The data -
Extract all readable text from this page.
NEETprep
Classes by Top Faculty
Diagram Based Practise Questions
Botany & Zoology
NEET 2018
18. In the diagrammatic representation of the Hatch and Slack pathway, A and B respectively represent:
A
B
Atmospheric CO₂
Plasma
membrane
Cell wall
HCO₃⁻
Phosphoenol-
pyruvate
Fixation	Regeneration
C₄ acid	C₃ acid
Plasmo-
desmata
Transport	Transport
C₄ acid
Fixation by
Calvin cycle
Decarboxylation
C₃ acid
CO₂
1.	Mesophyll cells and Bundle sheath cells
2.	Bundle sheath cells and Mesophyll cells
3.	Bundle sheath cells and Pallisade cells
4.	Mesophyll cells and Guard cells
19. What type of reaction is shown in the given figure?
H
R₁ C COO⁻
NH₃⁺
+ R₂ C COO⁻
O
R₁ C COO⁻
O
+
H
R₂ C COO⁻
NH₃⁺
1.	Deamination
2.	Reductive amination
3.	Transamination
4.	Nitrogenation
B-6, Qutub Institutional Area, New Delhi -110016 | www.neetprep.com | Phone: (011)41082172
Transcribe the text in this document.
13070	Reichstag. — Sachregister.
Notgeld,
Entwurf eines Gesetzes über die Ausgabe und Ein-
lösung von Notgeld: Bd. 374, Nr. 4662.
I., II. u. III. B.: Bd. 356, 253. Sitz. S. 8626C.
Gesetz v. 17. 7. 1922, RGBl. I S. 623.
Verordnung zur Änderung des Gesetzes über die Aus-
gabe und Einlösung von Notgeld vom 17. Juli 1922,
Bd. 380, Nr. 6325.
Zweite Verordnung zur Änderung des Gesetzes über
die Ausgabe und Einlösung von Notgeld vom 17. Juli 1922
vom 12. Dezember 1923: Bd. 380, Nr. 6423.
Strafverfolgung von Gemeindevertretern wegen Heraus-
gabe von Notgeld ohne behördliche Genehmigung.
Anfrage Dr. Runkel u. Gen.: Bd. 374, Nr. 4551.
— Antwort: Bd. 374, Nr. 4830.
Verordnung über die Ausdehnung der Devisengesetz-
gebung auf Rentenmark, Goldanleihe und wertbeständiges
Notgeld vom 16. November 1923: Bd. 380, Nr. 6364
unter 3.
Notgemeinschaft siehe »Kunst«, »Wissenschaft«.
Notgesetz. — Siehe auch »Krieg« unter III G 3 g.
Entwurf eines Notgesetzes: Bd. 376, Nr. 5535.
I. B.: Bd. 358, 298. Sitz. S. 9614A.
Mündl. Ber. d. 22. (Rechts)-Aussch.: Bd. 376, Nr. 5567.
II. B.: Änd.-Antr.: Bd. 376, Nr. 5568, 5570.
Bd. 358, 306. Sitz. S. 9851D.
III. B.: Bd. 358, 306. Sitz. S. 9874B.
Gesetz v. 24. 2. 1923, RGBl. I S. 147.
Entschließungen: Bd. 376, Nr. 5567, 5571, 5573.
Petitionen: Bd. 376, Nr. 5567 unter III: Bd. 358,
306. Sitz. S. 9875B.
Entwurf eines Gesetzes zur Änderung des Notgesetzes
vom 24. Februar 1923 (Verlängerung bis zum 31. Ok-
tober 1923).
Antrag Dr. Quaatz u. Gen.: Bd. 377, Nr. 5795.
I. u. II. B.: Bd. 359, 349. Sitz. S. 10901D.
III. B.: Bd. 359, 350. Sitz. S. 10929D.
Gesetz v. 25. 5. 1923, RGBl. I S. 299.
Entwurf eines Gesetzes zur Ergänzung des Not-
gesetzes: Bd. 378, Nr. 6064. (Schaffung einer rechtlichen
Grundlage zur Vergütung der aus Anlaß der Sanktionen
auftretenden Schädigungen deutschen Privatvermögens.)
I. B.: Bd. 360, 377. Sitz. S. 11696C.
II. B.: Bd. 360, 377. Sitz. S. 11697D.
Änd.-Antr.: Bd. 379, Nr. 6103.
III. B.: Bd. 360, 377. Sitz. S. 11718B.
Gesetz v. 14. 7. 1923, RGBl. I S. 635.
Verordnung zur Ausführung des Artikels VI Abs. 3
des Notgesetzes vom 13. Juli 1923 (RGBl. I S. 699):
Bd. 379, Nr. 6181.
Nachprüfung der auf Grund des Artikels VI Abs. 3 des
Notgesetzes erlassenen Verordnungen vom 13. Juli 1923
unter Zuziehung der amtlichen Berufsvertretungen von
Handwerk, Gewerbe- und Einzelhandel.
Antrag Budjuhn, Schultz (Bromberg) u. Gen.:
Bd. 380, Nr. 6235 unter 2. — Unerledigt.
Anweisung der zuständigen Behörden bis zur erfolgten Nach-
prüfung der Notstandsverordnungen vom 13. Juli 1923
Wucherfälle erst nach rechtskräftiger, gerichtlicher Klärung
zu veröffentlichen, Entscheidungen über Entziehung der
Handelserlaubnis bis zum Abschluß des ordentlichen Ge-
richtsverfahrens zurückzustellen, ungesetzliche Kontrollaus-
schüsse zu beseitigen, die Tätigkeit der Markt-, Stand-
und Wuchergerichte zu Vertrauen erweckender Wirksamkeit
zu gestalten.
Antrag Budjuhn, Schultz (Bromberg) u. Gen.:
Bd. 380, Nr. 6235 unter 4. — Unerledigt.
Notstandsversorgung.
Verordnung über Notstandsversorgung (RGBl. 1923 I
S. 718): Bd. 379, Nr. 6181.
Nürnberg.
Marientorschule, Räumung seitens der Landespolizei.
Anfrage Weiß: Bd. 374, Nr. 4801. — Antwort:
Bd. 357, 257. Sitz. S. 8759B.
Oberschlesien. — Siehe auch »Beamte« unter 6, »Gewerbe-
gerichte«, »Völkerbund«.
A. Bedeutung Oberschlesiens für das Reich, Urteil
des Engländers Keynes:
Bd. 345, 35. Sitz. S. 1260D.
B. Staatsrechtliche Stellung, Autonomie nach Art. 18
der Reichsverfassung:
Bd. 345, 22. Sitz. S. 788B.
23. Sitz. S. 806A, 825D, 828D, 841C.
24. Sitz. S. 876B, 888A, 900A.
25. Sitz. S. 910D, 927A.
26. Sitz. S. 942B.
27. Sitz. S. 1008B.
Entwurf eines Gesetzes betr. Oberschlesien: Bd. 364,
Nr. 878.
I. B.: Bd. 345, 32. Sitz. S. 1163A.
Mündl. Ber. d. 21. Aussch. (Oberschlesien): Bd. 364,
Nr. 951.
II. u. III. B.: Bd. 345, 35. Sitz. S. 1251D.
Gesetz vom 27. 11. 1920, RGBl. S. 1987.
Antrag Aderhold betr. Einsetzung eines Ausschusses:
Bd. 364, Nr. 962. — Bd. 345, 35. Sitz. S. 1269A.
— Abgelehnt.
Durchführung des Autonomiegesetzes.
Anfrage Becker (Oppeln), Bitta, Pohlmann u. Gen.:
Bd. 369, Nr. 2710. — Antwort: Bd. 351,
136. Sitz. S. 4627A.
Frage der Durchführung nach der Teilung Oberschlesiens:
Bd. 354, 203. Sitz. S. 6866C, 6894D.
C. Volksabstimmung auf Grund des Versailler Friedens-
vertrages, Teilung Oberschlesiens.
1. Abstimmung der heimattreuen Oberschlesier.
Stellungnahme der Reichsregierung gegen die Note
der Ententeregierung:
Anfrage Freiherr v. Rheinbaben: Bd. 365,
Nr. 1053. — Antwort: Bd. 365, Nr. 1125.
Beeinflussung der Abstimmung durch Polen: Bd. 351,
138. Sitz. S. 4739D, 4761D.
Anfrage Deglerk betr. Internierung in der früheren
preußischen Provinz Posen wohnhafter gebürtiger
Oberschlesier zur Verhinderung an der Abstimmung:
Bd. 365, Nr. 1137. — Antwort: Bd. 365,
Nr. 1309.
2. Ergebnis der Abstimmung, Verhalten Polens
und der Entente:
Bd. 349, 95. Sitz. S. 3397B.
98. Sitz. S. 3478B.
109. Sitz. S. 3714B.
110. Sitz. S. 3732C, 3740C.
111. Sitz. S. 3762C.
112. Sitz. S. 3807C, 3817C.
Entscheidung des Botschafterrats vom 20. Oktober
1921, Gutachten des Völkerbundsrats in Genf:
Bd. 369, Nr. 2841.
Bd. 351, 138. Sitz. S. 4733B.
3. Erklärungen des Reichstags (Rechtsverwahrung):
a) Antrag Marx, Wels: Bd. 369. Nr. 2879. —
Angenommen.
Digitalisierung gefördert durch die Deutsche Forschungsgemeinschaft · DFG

What this task involves -
Answer with a number only: how many lines above have the word "Einlösung"?

Written answer -
2